## TASK OBJECTIVE
Write out each line of the material again, word for word.

-- start of RECORDS FOR THE TASK --

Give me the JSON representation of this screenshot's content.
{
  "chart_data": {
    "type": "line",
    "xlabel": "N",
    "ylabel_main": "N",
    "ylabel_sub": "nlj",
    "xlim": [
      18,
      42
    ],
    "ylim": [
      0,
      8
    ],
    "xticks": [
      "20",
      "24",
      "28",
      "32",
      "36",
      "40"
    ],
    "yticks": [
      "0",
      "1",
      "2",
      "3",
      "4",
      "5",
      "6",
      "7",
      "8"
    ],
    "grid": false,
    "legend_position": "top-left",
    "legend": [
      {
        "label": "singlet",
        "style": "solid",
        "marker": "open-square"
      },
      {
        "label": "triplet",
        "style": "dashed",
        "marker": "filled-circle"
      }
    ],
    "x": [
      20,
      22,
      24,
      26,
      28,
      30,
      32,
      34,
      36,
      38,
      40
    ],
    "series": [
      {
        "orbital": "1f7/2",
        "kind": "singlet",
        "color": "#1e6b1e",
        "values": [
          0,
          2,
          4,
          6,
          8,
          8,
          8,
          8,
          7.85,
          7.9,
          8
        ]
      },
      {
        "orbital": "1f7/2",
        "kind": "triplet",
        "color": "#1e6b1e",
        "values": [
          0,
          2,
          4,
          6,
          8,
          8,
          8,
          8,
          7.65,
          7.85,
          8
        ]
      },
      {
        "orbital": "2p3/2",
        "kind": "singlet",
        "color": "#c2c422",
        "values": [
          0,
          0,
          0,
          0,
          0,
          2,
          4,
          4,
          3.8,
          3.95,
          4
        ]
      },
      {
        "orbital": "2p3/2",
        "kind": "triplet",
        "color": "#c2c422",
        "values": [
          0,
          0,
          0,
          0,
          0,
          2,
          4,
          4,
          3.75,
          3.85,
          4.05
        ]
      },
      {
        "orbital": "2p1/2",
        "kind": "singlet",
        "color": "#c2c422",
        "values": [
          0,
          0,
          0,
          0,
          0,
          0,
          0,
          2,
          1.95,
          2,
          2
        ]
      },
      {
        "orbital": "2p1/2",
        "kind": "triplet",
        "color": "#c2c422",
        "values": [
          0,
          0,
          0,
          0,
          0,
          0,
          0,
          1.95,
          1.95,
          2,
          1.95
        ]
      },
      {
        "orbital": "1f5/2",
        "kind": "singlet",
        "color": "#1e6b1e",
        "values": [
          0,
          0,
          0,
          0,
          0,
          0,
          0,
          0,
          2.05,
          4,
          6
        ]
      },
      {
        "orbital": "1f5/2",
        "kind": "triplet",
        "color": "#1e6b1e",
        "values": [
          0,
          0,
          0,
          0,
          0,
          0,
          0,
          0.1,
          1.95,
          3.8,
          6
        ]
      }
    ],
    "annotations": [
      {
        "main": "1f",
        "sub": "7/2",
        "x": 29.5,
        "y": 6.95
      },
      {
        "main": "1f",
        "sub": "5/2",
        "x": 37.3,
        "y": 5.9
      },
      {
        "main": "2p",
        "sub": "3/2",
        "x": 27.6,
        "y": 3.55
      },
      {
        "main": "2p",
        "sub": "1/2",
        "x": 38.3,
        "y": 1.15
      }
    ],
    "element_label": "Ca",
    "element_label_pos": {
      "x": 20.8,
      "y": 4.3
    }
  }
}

-- end of RECORDS FOR THE TASK --

## FINAL RESULT
Give me the JSON representation of this screenshot's content.
{
  "chart_data": {
    "type": "line",
    "xlabel": "N",
    "ylabel_main": "N",
    "ylabel_sub": "nlj",
    "xlim": [
      18,
      42
    ],
    "ylim": [
      0,
      8
    ],
    "xticks": [
      "20",
      "24",
      "28",
      "32",
      "36",
      "40"
    ],
    "yticks": [
      "0",
      "1",
      "2",
      "3",
      "4",
      "5",
      "6",
      "7",
      "8"
    ],
    "grid": false,
    "legend_position": "top-left",
    "legend": [
      {
        "label": "singlet",
        "style": "solid",
        "marker": "open-square"
      },
      {
        "label": "triplet",
        "style": "dashed",
        "marker": "filled-circle"
      }
    ],
    "x": [
      20,
      22,
      24,
      26,
      28,
      30,
      32,
      34,
      36,
      38,
      40
    ],
    "series": [
      {
        "orbital": "1f7/2",
        "kind": "singlet",
        "color": "#1e6b1e",
        "values": [
          0,
          2,
          4,
          6,
          8,
          8,
          8,
          8,
          7.85,
          7.9,
          8
        ]
      },
      {
        "orbital": "1f7/2",
        "kind": "triplet",
        "color": "#1e6b1e",
        "values": [
          0,
          2,
          4,
          6,
          8,
          8,
          8,
          8,
          7.65,
          7.85,
          8
        ]
      },
      {
        "orbital": "2p3/2",
        "kind": "singlet",
        "color": "#c2c422",
        "values": [
          0,
          0,
          0,
          0,
          0,
          2,
          4,
          4,
          3.8,
          3.95,
          4
        ]
      },
      {
        "orbital": "2p3/2",
        "kind": "triplet",
        "color": "#c2c422",
        "values": [
          0,
          0,
          0,
          0,
          0,
          2,
          4,
          4,
          3.75,
          3.85,
          4.05
        ]
      },
      {
        "orbital": "2p1/2",
        "kind": "singlet",
        "color": "#c2c422",
        "values": [
          0,
          0,
          0,
          0,
          0,
          0,
          0,
          2,
          1.95,
          2,
          2
        ]
      },
      {
        "orbital": "2p1/2",
        "kind": "triplet",
        "color": "#c2c422",
        "values": [
          0,
          0,
          0,
          0,
          0,
          0,
          0,
          1.95,
          1.95,
          2,
          1.95
        ]
      },
      {
        "orbital": "1f5/2",
        "kind": "singlet",
        "color": "#1e6b1e",
        "values": [
          0,
          0,
          0,
          0,
          0,
          0,
          0,
          0,
          2.05,
          4,
          6
        ]
      },
      {
        "orbital": "1f5/2",
        "kind": "triplet",
        "color": "#1e6b1e",
        "values": [
          0,
          0,
          0,
          0,
          0,
          0,
          0,
          0.1,
          1.95,
          3.8,
          6
        ]
      }
    ],
    "annotations": [
      {
        "main": "1f",
        "sub": "7/2",
        "x": 29.5,
        "y": 6.95
      },
      {
        "main": "1f",
        "sub": "5/2",
        "x": 37.3,
        "y": 5.9
      },
      {
        "main": "2p",
        "sub": "3/2",
        "x": 27.6,
        "y": 3.55
      },
      {
        "main": "2p",
        "sub": "1/2",
        "x": 38.3,
        "y": 1.15
      }
    ],
    "element_label": "Ca",
    "element_label_pos": {
      "x": 20.8,
      "y": 4.3
    }
  }
}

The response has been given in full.